**TASK DIRECTIONS**
Please pull out every line that includes the string "zürich".

**STORED ROWS**
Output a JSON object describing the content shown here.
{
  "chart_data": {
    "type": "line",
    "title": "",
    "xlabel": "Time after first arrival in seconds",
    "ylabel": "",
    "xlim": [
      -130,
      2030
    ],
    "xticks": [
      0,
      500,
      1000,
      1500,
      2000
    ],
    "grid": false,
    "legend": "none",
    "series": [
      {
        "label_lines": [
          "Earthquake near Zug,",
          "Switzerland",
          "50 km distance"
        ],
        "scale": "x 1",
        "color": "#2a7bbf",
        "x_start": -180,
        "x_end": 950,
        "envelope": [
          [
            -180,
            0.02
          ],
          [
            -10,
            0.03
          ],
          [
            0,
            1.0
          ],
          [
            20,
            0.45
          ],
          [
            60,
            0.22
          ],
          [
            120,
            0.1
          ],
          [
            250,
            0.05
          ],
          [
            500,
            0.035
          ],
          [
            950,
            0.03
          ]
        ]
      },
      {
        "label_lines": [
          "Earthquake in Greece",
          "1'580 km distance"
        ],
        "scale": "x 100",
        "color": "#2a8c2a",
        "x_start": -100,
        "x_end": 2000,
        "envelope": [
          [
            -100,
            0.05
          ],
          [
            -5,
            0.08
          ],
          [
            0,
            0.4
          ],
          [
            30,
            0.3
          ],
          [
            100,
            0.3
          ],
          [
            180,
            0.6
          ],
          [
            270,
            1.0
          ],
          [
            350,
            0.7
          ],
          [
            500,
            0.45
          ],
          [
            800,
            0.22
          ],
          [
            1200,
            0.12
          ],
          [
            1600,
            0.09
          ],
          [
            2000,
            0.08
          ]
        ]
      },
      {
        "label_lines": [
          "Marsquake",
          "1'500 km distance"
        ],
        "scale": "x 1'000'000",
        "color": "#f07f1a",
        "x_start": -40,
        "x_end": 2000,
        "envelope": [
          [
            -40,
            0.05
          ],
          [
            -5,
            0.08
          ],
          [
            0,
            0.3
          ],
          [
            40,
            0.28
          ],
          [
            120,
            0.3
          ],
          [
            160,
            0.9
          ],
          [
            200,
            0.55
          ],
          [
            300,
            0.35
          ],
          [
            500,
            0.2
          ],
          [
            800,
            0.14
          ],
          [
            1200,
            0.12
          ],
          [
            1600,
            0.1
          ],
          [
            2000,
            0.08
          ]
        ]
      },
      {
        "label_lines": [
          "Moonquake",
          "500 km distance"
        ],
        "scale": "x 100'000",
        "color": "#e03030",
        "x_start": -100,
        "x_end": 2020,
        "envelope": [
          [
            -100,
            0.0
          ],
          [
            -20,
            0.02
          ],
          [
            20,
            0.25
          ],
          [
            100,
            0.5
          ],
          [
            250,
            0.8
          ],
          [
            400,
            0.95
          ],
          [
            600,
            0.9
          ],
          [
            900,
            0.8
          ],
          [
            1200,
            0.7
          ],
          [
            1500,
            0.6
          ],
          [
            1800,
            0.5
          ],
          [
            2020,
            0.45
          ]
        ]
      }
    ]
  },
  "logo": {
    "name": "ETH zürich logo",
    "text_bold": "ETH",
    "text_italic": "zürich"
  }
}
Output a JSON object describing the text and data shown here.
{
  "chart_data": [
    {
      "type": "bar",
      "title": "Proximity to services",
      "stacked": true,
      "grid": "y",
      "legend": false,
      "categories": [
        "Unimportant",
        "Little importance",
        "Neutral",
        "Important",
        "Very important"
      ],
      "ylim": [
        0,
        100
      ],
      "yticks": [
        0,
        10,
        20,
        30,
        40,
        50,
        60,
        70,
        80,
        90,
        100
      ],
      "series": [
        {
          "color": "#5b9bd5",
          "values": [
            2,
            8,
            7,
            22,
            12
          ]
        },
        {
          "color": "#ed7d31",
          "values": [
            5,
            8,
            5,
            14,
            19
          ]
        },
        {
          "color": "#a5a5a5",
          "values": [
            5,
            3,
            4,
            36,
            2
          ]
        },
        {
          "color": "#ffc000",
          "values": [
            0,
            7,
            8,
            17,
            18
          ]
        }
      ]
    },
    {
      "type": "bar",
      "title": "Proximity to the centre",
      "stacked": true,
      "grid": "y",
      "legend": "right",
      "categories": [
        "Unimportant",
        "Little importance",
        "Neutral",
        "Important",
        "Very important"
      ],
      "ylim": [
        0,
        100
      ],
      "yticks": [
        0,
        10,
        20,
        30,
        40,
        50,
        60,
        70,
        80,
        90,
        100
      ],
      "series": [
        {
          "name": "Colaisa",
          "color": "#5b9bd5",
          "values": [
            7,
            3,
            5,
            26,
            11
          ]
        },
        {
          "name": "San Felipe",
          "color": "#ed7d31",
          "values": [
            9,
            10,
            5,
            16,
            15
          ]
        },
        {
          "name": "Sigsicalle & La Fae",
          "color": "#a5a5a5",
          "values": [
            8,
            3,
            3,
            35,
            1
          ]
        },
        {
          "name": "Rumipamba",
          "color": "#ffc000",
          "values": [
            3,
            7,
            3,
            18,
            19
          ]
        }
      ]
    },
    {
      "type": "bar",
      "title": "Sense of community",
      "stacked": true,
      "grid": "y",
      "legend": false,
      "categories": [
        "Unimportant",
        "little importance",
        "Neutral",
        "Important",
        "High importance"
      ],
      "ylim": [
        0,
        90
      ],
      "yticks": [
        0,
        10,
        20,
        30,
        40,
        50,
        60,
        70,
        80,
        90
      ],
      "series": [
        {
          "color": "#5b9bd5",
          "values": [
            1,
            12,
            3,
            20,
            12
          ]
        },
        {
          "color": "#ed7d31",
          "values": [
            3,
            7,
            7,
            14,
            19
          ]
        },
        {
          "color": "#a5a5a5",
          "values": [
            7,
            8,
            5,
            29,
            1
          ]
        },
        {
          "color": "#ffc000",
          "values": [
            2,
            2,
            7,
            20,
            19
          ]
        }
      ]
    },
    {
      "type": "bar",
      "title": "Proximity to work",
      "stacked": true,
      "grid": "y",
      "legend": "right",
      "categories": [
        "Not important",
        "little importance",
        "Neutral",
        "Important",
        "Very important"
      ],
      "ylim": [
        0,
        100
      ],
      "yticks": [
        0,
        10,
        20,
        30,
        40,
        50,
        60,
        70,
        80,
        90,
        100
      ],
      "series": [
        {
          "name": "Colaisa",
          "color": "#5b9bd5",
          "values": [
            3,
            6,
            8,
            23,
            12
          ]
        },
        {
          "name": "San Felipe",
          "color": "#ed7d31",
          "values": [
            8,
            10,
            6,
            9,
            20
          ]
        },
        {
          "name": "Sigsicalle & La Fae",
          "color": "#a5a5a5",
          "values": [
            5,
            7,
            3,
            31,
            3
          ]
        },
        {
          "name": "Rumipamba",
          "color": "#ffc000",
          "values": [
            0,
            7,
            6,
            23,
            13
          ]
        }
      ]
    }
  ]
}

**REPLY**
    "name": "ETH zürich logo",
    "text_italic": "zürich"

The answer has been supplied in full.